STATED TASK ->
From the entries that follow, list every line in which the string "bottom" appears.

start RECORD EXCERPTS

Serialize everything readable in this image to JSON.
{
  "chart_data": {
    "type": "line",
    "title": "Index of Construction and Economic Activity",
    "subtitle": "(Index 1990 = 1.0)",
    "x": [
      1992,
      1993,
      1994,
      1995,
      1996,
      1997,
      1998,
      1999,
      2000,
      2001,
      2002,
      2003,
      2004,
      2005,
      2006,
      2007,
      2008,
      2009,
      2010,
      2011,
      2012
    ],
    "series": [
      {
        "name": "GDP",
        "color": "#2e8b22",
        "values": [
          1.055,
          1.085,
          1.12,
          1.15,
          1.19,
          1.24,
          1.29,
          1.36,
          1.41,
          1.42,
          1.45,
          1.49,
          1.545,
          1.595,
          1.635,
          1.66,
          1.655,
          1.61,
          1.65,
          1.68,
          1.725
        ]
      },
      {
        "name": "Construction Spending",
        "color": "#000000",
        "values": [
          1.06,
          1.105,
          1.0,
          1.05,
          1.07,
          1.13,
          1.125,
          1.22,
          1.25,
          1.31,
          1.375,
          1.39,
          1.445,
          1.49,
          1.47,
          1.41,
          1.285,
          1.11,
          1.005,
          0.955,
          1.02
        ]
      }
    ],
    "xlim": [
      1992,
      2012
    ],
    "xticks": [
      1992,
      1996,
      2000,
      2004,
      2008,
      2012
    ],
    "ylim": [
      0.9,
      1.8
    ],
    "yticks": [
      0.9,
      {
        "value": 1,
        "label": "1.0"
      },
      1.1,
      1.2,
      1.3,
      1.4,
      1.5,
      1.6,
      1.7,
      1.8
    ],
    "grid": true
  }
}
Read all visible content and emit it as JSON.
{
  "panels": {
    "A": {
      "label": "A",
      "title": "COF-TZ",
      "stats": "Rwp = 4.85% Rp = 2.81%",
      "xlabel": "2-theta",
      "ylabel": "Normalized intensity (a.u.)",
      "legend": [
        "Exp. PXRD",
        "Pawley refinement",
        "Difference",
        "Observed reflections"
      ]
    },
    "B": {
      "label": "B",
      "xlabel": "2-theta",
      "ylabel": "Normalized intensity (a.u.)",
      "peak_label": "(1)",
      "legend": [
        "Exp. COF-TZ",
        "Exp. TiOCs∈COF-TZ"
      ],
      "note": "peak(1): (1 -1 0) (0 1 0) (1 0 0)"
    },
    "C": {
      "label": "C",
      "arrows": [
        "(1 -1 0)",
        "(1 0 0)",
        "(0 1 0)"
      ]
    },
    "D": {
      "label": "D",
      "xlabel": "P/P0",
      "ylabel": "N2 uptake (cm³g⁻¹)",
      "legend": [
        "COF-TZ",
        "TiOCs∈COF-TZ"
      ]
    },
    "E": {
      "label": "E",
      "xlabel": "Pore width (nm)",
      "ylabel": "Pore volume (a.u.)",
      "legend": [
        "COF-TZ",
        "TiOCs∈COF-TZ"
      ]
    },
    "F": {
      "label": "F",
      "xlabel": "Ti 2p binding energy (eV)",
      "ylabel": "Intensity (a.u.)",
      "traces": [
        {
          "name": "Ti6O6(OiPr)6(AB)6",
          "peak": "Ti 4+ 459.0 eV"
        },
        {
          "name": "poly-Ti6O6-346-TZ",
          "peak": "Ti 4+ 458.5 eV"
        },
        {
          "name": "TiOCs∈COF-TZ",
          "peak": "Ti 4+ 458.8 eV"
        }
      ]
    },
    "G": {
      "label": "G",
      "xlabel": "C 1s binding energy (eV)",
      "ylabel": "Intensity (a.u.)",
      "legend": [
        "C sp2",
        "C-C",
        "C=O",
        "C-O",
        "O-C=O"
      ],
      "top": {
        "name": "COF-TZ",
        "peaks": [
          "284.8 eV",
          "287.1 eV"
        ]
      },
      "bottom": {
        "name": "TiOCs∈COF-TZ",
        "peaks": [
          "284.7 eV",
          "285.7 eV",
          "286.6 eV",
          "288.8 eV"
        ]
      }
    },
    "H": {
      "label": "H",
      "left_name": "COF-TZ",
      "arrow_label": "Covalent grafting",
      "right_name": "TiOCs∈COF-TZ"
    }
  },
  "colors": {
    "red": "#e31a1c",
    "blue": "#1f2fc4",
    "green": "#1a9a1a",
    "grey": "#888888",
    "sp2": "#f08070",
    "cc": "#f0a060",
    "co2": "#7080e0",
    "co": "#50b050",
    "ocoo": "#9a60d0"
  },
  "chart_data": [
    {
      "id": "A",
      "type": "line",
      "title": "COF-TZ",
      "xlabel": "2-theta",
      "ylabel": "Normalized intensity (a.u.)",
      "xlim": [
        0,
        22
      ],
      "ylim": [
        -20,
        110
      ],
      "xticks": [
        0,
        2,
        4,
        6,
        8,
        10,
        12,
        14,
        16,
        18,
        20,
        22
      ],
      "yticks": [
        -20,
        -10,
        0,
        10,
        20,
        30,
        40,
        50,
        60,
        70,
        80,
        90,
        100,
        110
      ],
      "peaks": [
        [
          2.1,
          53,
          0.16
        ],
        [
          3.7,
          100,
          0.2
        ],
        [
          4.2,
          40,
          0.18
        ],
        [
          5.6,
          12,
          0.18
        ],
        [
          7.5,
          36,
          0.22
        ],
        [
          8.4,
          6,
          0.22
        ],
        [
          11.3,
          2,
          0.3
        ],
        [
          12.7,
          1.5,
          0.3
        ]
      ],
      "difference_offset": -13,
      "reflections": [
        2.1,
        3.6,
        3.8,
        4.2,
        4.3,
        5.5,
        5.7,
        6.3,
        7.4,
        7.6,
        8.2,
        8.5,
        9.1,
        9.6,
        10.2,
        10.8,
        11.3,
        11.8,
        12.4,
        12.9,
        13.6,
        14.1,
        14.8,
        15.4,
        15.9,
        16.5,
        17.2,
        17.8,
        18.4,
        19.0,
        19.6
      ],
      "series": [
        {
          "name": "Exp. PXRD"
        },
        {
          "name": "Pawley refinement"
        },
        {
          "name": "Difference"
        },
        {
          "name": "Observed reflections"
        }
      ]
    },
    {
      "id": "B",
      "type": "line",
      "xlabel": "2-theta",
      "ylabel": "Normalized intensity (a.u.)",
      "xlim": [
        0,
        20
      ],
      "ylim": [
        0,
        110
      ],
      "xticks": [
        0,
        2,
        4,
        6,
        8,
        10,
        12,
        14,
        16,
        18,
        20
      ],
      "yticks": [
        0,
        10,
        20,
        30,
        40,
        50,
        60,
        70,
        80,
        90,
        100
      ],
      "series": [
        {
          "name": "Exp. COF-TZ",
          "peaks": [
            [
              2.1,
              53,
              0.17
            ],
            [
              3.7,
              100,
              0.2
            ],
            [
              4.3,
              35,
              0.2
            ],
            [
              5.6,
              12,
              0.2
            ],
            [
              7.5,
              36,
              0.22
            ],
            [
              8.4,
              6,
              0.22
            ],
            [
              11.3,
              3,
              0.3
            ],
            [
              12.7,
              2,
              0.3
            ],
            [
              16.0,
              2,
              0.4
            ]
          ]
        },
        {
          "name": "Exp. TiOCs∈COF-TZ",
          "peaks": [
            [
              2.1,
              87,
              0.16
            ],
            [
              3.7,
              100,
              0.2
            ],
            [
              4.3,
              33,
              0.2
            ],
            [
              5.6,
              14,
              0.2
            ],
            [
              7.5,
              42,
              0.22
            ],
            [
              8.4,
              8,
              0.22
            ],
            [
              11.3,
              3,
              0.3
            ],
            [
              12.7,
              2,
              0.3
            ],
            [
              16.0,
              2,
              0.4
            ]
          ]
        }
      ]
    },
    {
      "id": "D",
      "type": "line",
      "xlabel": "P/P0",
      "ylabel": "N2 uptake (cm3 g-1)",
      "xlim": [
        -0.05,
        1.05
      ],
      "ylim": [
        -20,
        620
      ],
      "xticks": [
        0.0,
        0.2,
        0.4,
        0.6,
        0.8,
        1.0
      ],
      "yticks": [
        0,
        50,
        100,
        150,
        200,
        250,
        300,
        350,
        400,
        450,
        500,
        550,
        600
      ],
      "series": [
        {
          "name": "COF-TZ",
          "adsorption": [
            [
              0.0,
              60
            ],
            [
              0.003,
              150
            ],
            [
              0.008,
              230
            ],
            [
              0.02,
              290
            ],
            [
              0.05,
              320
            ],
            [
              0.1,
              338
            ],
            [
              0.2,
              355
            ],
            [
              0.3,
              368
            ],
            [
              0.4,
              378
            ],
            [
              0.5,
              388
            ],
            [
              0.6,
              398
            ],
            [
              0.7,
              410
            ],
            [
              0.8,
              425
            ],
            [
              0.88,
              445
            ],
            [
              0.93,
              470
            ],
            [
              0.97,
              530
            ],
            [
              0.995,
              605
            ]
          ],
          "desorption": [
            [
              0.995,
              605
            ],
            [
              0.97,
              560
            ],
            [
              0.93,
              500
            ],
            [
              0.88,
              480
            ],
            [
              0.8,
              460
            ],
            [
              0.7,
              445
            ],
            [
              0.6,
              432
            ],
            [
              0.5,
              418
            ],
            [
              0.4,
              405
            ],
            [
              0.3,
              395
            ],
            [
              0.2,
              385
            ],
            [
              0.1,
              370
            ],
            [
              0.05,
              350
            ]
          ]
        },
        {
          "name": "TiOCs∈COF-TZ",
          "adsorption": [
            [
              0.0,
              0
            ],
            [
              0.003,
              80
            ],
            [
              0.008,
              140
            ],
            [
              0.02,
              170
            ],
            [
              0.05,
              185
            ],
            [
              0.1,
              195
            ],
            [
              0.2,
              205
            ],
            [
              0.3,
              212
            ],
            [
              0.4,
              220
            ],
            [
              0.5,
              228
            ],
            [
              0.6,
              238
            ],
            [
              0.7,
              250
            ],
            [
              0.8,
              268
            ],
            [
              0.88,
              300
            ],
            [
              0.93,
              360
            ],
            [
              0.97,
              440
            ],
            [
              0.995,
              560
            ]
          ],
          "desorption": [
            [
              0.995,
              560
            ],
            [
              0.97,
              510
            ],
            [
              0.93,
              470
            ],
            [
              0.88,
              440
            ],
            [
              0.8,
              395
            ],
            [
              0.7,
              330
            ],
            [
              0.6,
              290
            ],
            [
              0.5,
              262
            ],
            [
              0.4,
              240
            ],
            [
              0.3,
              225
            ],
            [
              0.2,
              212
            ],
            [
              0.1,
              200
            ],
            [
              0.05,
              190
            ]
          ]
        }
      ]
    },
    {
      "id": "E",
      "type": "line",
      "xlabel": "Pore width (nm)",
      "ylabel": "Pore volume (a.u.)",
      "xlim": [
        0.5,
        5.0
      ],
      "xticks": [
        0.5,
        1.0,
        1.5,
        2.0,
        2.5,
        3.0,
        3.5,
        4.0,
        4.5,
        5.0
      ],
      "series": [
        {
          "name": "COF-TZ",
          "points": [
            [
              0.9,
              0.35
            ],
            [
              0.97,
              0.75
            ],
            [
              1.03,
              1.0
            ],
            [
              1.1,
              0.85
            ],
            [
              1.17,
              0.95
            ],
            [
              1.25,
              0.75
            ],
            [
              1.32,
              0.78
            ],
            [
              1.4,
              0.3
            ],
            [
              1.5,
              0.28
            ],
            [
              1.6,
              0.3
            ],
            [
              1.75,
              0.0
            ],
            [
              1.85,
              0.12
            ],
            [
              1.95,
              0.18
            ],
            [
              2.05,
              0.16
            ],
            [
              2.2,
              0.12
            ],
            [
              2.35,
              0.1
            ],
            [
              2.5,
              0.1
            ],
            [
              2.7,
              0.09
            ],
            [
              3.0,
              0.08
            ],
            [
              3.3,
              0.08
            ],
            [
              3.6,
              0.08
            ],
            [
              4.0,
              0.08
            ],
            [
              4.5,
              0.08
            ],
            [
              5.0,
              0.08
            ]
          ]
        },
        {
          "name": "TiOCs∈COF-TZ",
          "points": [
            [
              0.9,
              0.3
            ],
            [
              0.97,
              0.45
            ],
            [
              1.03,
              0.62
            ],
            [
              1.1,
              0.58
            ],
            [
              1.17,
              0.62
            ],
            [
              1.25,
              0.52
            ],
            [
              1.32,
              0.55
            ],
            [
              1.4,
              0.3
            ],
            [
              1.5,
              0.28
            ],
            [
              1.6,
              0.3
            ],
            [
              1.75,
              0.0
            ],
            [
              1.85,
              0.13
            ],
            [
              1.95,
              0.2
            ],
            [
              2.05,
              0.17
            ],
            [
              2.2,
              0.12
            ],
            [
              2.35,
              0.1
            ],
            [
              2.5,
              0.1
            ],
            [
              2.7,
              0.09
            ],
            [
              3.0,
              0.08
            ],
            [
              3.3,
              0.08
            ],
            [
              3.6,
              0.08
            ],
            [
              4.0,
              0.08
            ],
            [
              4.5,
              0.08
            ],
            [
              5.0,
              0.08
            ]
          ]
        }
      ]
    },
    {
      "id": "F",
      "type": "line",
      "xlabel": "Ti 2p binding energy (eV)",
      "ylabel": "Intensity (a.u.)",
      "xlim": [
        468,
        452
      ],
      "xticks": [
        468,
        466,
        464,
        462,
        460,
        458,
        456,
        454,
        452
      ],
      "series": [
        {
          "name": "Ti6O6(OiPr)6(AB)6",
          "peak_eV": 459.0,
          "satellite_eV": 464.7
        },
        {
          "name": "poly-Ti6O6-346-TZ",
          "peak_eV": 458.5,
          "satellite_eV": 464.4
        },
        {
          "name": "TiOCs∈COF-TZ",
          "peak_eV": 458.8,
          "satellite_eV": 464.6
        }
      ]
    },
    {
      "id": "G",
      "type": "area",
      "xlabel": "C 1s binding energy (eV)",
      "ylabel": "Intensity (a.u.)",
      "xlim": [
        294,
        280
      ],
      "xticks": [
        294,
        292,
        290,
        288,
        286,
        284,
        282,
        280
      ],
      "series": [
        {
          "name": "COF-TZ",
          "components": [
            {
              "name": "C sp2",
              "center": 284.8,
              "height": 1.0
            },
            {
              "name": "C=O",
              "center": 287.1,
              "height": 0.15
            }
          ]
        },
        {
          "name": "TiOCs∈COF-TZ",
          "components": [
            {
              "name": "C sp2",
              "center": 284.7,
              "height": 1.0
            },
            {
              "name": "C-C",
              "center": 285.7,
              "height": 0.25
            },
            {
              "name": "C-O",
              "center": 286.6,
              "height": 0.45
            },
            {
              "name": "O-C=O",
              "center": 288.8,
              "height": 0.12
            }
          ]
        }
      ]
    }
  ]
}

end RECORD EXCERPTS
start RECORD EXCERPTS

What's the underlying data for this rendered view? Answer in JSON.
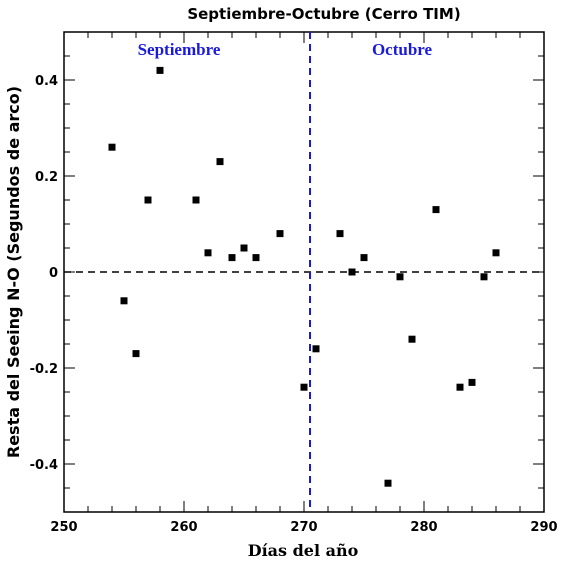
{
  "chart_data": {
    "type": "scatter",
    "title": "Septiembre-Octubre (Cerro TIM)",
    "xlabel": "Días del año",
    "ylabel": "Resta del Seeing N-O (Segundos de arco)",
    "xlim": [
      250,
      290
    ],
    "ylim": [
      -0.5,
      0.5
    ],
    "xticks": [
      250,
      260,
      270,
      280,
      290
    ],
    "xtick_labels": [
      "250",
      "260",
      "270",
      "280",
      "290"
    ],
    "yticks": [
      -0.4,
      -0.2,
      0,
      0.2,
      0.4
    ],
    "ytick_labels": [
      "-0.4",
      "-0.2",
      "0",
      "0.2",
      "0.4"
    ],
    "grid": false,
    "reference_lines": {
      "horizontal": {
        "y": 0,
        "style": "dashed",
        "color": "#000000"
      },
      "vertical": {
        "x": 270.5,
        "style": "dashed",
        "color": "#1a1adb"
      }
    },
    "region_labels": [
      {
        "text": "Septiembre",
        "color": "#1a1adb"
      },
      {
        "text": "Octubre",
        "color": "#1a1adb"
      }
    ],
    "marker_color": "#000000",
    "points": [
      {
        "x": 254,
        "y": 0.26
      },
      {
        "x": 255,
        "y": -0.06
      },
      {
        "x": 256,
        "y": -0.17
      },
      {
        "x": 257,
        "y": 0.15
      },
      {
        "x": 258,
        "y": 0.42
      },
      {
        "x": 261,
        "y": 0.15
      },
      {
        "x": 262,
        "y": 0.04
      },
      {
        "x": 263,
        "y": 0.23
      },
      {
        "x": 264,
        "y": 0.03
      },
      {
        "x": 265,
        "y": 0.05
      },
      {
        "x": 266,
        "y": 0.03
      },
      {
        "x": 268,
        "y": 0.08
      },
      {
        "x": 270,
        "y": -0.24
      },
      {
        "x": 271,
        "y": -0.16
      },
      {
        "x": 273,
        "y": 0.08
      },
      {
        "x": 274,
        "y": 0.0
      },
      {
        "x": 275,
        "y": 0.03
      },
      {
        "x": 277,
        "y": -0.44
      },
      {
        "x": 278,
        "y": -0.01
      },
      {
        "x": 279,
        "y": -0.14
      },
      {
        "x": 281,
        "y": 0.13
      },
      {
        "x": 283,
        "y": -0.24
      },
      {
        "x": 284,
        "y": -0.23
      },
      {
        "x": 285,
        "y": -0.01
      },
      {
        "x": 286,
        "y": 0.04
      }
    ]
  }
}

end RECORD EXCERPTS
start RECORD EXCERPTS

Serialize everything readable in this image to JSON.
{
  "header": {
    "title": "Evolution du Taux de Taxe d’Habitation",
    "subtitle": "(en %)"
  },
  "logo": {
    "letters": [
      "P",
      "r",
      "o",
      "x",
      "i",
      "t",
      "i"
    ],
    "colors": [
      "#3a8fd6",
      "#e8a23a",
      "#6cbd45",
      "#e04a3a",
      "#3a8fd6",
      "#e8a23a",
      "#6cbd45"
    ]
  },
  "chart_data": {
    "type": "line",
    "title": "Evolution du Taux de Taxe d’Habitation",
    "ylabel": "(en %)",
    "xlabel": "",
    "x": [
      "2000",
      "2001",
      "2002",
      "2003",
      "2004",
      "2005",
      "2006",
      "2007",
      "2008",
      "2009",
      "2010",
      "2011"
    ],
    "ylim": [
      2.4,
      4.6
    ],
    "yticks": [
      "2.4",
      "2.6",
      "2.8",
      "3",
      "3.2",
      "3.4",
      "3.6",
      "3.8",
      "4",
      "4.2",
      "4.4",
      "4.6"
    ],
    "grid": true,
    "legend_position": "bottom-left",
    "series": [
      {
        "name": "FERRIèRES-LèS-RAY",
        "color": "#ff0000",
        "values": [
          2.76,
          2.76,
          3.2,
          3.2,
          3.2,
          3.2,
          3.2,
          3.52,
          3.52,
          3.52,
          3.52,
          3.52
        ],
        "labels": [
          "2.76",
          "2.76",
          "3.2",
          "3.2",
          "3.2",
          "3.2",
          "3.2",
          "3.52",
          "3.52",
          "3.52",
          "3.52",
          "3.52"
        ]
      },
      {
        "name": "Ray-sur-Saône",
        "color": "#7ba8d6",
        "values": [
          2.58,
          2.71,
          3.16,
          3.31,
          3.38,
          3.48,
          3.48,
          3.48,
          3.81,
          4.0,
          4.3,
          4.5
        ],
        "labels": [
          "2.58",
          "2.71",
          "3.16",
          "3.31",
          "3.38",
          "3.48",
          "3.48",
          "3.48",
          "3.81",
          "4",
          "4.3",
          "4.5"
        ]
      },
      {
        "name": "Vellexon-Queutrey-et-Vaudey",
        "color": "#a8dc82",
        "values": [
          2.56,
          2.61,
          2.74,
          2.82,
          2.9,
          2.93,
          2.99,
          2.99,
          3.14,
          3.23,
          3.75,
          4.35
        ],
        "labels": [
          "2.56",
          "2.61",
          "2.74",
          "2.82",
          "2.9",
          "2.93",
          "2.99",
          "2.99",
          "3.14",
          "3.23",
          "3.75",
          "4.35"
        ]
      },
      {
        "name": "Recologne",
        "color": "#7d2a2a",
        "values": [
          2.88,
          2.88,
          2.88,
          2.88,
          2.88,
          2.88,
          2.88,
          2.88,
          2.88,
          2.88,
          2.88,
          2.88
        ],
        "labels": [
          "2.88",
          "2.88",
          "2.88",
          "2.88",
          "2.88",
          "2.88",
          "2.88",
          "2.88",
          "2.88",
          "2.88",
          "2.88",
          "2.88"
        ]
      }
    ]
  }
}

end RECORD EXCERPTS

COMPLETE OUTPUT ->
      "bottom": {
    "legend_position": "bottom-left",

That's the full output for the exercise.